(Goal): Print the entries below in their entirety, exactly as they are written.
# Source records start
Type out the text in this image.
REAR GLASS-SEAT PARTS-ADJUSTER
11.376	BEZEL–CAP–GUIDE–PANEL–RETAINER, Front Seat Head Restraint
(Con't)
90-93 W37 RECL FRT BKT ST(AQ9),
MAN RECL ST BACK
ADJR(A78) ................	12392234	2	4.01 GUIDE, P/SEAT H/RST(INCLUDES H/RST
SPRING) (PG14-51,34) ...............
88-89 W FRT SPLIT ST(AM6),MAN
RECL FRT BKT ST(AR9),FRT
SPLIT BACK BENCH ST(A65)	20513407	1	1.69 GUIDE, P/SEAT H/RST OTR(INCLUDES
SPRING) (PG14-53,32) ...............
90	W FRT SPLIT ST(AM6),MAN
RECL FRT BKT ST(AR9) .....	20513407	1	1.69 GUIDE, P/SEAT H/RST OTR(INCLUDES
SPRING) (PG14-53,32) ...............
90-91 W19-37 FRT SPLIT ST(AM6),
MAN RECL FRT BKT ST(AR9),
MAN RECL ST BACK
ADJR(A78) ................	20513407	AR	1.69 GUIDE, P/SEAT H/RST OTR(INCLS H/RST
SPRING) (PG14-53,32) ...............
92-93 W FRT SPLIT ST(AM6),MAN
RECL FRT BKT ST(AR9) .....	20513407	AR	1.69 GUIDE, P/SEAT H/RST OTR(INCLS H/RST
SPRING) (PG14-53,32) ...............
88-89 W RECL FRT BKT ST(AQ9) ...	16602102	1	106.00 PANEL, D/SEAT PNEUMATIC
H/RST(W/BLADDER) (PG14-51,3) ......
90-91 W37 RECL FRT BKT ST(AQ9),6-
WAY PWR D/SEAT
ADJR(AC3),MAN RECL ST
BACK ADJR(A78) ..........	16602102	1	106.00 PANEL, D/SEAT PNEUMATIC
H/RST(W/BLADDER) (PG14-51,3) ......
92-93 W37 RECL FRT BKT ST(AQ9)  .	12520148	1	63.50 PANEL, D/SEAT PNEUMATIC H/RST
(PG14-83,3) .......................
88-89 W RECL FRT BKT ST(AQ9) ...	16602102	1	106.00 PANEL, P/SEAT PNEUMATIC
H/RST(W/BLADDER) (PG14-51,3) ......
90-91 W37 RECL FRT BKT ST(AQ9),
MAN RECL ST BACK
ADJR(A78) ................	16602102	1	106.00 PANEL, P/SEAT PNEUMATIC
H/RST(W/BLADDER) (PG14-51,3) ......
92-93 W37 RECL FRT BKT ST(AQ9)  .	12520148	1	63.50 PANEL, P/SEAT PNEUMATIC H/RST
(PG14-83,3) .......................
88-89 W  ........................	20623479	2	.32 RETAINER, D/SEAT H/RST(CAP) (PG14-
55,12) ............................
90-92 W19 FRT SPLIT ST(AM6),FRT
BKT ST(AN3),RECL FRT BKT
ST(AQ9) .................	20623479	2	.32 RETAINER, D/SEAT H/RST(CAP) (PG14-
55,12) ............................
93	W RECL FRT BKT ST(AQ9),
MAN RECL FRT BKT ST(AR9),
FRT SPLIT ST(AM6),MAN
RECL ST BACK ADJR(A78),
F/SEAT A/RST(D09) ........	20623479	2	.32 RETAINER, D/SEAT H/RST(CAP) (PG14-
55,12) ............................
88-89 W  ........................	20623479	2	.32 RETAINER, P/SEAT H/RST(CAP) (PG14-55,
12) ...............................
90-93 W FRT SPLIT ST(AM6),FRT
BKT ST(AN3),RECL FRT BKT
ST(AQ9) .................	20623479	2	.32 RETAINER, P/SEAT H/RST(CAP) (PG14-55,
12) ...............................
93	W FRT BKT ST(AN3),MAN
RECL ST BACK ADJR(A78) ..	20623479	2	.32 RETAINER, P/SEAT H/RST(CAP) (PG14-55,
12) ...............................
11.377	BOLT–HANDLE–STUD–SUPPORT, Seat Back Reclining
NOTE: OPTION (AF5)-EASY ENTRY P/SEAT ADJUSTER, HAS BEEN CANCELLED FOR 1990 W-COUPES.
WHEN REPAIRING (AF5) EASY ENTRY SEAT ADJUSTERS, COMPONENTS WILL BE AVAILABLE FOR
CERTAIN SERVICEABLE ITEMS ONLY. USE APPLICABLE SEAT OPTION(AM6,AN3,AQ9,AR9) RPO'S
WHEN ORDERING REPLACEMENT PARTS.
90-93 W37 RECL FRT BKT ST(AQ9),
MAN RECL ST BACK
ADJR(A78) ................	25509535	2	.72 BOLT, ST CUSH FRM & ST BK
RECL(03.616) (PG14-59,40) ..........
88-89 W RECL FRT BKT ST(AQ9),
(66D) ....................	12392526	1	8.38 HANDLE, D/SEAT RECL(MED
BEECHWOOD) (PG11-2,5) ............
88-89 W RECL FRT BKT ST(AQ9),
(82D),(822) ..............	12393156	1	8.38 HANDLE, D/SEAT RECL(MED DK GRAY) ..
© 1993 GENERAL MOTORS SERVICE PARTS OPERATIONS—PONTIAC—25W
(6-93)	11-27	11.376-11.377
# Source records end
(Answer to the problem):
Type out the text in this image.
REAR GLASS-SEAT PARTS-ADJUSTER
11.376	BEZEL–CAP–GUIDE–PANEL–RETAINER, Front Seat Head Restraint
(Con't)
90-93 W37 RECL FRT BKT ST(AQ9),
MAN RECL ST BACK
ADJR(A78) ................	12392234	2	4.01 GUIDE, P/SEAT H/RST(INCLUDES H/RST
SPRING) (PG14-51,34) ...............
88-89 W FRT SPLIT ST(AM6),MAN
RECL FRT BKT ST(AR9),FRT
SPLIT BACK BENCH ST(A65)	20513407	1	1.69 GUIDE, P/SEAT H/RST OTR(INCLUDES
SPRING) (PG14-53,32) ...............
90	W FRT SPLIT ST(AM6),MAN
RECL FRT BKT ST(AR9) .....	20513407	1	1.69 GUIDE, P/SEAT H/RST OTR(INCLUDES
SPRING) (PG14-53,32) ...............
90-91 W19-37 FRT SPLIT ST(AM6),
MAN RECL FRT BKT ST(AR9),
MAN RECL ST BACK
ADJR(A78) ................	20513407	AR	1.69 GUIDE, P/SEAT H/RST OTR(INCLS H/RST
SPRING) (PG14-53,32) ...............
92-93 W FRT SPLIT ST(AM6),MAN
RECL FRT BKT ST(AR9) .....	20513407	AR	1.69 GUIDE, P/SEAT H/RST OTR(INCLS H/RST
SPRING) (PG14-53,32) ...............
88-89 W RECL FRT BKT ST(AQ9) ...	16602102	1	106.00 PANEL, D/SEAT PNEUMATIC
H/RST(W/BLADDER) (PG14-51,3) ......
90-91 W37 RECL FRT BKT ST(AQ9),6-
WAY PWR D/SEAT
ADJR(AC3),MAN RECL ST
BACK ADJR(A78) ..........	16602102	1	106.00 PANEL, D/SEAT PNEUMATIC
H/RST(W/BLADDER) (PG14-51,3) ......
92-93 W37 RECL FRT BKT ST(AQ9)  .	12520148	1	63.50 PANEL, D/SEAT PNEUMATIC H/RST
(PG14-83,3) .......................
88-89 W RECL FRT BKT ST(AQ9) ...	16602102	1	106.00 PANEL, P/SEAT PNEUMATIC
H/RST(W/BLADDER) (PG14-51,3) ......
90-91 W37 RECL FRT BKT ST(AQ9),
MAN RECL ST BACK
ADJR(A78) ................	16602102	1	106.00 PANEL, P/SEAT PNEUMATIC
H/RST(W/BLADDER) (PG14-51,3) ......
92-93 W37 RECL FRT BKT ST(AQ9)  .	12520148	1	63.50 PANEL, P/SEAT PNEUMATIC H/RST
(PG14-83,3) .......................
88-89 W  ........................	20623479	2	.32 RETAINER, D/SEAT H/RST(CAP) (PG14-
55,12) ............................
90-92 W19 FRT SPLIT ST(AM6),FRT
BKT ST(AN3),RECL FRT BKT
ST(AQ9) .................	20623479	2	.32 RETAINER, D/SEAT H/RST(CAP) (PG14-
55,12) ............................
93	W RECL FRT BKT ST(AQ9),
MAN RECL FRT BKT ST(AR9),
FRT SPLIT ST(AM6),MAN
RECL ST BACK ADJR(A78),
F/SEAT A/RST(D09) ........	20623479	2	.32 RETAINER, D/SEAT H/RST(CAP) (PG14-
55,12) ............................
88-89 W  ........................	20623479	2	.32 RETAINER, P/SEAT H/RST(CAP) (PG14-55,
12) ...............................
90-93 W FRT SPLIT ST(AM6),FRT
BKT ST(AN3),RECL FRT BKT
ST(AQ9) .................	20623479	2	.32 RETAINER, P/SEAT H/RST(CAP) (PG14-55,
12) ...............................
93	W FRT BKT ST(AN3),MAN
RECL ST BACK ADJR(A78) ..	20623479	2	.32 RETAINER, P/SEAT H/RST(CAP) (PG14-55,
12) ...............................
11.377	BOLT–HANDLE–STUD–SUPPORT, Seat Back Reclining
NOTE: OPTION (AF5)-EASY ENTRY P/SEAT ADJUSTER, HAS BEEN CANCELLED FOR 1990 W-COUPES.
WHEN REPAIRING (AF5) EASY ENTRY SEAT ADJUSTERS, COMPONENTS WILL BE AVAILABLE FOR
CERTAIN SERVICEABLE ITEMS ONLY. USE APPLICABLE SEAT OPTION(AM6,AN3,AQ9,AR9) RPO'S
WHEN ORDERING REPLACEMENT PARTS.
90-93 W37 RECL FRT BKT ST(AQ9),
MAN RECL ST BACK
ADJR(A78) ................	25509535	2	.72 BOLT, ST CUSH FRM & ST BK
RECL(03.616) (PG14-59,40) ..........
88-89 W RECL FRT BKT ST(AQ9),
(66D) ....................	12392526	1	8.38 HANDLE, D/SEAT RECL(MED
BEECHWOOD) (PG11-2,5) ............
88-89 W RECL FRT BKT ST(AQ9),
(82D),(822) ..............	12393156	1	8.38 HANDLE, D/SEAT RECL(MED DK GRAY) ..
© 1993 GENERAL MOTORS SERVICE PARTS OPERATIONS—PONTIAC—25W
(6-93)	11-27	11.376-11.377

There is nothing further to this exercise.